- EXERCISE DETAILS
Print the whole listing exactly.

(Extracted records)
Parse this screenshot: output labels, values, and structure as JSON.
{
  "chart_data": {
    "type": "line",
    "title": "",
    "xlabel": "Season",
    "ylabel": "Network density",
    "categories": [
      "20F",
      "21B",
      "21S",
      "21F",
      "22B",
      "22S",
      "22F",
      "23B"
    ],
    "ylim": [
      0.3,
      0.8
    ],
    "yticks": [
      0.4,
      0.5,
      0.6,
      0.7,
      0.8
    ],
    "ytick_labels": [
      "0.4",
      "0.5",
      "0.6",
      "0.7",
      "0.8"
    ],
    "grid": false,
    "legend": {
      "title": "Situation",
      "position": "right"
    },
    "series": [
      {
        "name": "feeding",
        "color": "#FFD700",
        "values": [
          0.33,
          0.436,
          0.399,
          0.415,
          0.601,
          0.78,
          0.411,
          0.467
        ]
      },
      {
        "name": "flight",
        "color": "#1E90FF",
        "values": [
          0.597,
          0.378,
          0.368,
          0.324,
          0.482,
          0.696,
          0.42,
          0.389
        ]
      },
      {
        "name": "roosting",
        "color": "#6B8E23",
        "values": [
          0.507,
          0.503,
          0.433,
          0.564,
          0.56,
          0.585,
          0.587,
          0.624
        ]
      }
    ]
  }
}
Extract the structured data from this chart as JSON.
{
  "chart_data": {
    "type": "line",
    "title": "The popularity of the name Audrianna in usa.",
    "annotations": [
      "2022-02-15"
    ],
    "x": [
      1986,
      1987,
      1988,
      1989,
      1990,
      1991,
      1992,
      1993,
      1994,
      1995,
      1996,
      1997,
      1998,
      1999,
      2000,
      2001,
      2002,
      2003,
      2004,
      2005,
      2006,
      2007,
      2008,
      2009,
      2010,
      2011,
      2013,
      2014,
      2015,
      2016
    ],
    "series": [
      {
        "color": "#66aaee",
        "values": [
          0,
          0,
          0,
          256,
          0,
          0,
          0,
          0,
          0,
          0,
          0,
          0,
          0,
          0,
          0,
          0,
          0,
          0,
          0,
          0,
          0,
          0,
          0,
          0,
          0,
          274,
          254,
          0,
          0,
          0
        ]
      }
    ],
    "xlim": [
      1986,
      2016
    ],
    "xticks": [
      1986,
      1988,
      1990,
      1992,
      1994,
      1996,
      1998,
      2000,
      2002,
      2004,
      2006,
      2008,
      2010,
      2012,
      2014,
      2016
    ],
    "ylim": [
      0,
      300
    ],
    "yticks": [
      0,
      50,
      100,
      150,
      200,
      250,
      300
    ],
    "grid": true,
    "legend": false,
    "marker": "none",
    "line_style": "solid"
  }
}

- RESULT OF THE TASK
Parse this screenshot: output labels, values, and structure as JSON.
{
  "chart_data": {
    "type": "line",
    "title": "",
    "xlabel": "Season",
    "ylabel": "Network density",
    "categories": [
      "20F",
      "21B",
      "21S",
      "21F",
      "22B",
      "22S",
      "22F",
      "23B"
    ],
    "ylim": [
      0.3,
      0.8
    ],
    "yticks": [
      0.4,
      0.5,
      0.6,
      0.7,
      0.8
    ],
    "ytick_labels": [
      "0.4",
      "0.5",
      "0.6",
      "0.7",
      "0.8"
    ],
    "grid": false,
    "legend": {
      "title": "Situation",
      "position": "right"
    },
    "series": [
      {
        "name": "feeding",
        "color": "#FFD700",
        "values": [
          0.33,
          0.436,
          0.399,
          0.415,
          0.601,
          0.78,
          0.411,
          0.467
        ]
      },
      {
        "name": "flight",
        "color": "#1E90FF",
        "values": [
          0.597,
          0.378,
          0.368,
          0.324,
          0.482,
          0.696,
          0.42,
          0.389
        ]
      },
      {
        "name": "roosting",
        "color": "#6B8E23",
        "values": [
          0.507,
          0.503,
          0.433,
          0.564,
          0.56,
          0.585,
          0.587,
          0.624
        ]
      }
    ]
  }
}
Extract the structured data from this chart as JSON.
{
  "chart_data": {
    "type": "line",
    "title": "The popularity of the name Audrianna in usa.",
    "annotations": [
      "2022-02-15"
    ],
    "x": [
      1986,
      1987,
      1988,
      1989,
      1990,
      1991,
      1992,
      1993,
      1994,
      1995,
      1996,
      1997,
      1998,
      1999,
      2000,
      2001,
      2002,
      2003,
      2004,
      2005,
      2006,
      2007,
      2008,
      2009,
      2010,
      2011,
      2013,
      2014,
      2015,
      2016
    ],
    "series": [
      {
        "color": "#66aaee",
        "values": [
          0,
          0,
          0,
          256,
          0,
          0,
          0,
          0,
          0,
          0,
          0,
          0,
          0,
          0,
          0,
          0,
          0,
          0,
          0,
          0,
          0,
          0,
          0,
          0,
          0,
          274,
          254,
          0,
          0,
          0
        ]
      }
    ],
    "xlim": [
      1986,
      2016
    ],
    "xticks": [
      1986,
      1988,
      1990,
      1992,
      1994,
      1996,
      1998,
      2000,
      2002,
      2004,
      2006,
      2008,
      2010,
      2012,
      2014,
      2016
    ],
    "ylim": [
      0,
      300
    ],
    "yticks": [
      0,
      50,
      100,
      150,
      200,
      250,
      300
    ],
    "grid": true,
    "legend": false,
    "marker": "none",
    "line_style": "solid"
  }
}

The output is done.